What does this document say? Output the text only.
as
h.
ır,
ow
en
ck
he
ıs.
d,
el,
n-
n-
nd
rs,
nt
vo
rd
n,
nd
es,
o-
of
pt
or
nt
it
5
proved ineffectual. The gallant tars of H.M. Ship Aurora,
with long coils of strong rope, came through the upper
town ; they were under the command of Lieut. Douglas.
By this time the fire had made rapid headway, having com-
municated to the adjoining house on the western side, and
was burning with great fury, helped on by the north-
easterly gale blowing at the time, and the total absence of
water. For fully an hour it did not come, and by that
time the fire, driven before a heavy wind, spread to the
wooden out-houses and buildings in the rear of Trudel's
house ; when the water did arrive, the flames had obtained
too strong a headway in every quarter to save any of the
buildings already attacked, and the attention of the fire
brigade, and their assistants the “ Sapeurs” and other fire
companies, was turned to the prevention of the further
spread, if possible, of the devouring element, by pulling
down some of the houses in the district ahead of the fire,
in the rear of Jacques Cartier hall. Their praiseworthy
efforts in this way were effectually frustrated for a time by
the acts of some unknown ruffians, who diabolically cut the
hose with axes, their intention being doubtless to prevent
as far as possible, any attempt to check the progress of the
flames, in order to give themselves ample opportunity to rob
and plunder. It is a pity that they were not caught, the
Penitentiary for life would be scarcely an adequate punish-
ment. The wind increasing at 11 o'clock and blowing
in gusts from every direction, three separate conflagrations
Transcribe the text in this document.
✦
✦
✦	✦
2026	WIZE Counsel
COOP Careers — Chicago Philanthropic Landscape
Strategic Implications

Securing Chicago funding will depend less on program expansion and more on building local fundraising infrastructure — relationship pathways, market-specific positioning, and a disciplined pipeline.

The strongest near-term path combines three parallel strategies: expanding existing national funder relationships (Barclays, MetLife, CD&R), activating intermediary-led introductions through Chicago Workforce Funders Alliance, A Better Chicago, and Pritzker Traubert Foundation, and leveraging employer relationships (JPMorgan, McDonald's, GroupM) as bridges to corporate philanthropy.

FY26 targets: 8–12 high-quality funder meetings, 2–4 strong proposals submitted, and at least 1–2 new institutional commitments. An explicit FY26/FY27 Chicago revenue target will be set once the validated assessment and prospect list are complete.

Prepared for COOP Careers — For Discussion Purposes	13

Exercise task: Check each line of the records for the word "buildings", and show the lines that contain it.

Expected answer:
wooden out-houses and buildings in the rear of Trudel's
buildings already attacked, and the attention of the fire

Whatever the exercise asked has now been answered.